Check each line for the word "densities" and give how many have it. Say nothing else.

##### EXCERPTED DATA

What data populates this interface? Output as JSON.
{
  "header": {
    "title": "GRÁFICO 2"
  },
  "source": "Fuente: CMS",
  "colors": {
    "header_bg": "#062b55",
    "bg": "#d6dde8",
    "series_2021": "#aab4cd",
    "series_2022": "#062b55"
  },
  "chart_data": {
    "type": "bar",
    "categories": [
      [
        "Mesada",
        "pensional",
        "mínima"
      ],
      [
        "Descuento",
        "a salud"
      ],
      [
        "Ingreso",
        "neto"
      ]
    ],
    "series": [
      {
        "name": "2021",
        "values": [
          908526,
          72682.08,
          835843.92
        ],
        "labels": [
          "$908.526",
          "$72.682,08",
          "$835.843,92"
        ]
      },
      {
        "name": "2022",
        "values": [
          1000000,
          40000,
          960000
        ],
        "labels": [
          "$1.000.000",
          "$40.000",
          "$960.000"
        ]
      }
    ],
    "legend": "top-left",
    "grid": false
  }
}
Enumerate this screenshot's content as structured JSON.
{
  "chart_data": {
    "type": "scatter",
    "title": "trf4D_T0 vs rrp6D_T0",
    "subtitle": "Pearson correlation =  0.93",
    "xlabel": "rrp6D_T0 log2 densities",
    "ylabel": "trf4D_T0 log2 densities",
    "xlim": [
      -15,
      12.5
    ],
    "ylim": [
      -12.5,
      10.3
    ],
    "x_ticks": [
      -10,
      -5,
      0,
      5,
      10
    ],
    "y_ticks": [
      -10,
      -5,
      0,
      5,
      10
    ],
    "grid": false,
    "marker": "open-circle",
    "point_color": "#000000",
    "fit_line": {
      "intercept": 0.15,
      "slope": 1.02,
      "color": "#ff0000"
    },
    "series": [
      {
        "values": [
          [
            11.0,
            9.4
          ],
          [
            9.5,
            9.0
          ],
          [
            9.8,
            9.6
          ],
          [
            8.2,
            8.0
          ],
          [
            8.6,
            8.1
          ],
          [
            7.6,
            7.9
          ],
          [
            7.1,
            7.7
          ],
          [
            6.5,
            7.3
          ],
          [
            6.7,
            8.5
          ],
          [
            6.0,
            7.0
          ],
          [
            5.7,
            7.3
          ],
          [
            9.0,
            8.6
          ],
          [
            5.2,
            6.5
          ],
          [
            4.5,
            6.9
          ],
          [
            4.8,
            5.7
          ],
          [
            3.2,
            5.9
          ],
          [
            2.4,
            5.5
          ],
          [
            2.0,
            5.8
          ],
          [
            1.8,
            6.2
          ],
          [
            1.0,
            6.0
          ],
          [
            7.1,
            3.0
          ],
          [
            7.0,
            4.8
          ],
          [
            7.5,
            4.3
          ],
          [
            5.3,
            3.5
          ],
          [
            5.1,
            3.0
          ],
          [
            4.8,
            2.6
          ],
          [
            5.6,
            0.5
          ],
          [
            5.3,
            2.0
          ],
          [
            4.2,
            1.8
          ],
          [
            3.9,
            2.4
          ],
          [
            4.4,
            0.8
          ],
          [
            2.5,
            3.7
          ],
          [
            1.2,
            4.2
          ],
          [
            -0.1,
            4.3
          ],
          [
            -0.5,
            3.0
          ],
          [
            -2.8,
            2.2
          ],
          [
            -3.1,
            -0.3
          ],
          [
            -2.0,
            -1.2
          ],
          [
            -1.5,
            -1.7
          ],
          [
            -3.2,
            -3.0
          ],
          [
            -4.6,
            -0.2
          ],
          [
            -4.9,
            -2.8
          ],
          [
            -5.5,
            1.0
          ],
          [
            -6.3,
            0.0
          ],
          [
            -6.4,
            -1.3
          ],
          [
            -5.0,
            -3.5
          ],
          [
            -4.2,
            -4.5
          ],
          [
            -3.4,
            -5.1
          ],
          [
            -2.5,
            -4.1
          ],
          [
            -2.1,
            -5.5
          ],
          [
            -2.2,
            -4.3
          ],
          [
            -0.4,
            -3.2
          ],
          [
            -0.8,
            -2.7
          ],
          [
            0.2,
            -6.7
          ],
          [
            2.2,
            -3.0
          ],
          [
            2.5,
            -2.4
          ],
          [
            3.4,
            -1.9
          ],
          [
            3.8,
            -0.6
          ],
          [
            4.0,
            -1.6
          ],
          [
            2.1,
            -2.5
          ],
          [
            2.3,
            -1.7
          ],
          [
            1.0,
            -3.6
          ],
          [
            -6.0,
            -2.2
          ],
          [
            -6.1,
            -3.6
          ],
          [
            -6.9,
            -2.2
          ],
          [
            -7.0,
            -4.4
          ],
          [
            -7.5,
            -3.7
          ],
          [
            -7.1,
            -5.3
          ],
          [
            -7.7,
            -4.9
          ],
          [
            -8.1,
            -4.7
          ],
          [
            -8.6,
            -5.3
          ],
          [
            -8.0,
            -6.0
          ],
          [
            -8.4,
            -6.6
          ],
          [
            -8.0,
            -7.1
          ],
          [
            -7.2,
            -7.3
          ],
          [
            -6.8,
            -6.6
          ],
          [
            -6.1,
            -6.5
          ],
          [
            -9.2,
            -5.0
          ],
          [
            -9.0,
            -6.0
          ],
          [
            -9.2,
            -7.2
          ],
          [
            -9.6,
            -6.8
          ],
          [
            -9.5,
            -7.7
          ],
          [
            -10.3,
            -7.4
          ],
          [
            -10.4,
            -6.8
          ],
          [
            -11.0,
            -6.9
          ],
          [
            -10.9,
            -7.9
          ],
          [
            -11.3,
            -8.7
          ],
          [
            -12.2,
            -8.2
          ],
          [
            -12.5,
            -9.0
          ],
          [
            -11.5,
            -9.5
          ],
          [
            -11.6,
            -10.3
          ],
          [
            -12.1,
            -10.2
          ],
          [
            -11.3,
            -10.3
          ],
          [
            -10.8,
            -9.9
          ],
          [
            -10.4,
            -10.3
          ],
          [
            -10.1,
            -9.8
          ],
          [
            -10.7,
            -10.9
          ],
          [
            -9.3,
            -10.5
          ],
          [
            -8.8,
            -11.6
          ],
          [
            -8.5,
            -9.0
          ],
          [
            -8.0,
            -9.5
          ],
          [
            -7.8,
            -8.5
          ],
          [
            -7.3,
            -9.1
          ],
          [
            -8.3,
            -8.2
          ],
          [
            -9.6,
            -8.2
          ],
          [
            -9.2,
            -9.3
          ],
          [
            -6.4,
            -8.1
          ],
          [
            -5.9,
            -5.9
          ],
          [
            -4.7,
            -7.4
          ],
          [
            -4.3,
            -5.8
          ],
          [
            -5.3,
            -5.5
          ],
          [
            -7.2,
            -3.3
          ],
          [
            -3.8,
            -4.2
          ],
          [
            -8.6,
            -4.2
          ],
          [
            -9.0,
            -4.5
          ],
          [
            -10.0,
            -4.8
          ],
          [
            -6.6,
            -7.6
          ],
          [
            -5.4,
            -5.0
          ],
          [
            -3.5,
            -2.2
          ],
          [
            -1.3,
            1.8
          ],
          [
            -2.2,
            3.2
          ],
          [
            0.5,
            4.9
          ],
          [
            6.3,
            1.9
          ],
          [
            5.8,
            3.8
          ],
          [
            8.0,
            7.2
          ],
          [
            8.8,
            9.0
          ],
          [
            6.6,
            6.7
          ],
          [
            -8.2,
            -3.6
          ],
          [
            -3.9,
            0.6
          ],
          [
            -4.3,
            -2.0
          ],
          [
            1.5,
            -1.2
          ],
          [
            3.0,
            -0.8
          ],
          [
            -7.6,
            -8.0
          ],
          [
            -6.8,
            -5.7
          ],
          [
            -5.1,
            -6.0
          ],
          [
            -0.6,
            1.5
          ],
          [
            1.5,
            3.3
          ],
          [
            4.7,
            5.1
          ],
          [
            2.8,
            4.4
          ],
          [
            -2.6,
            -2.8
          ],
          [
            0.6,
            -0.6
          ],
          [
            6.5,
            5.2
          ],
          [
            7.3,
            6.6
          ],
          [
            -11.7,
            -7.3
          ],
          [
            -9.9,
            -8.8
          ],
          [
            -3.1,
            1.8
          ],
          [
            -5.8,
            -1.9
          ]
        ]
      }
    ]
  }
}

##########

▶ **RESULT FOR THIS TASK**: 2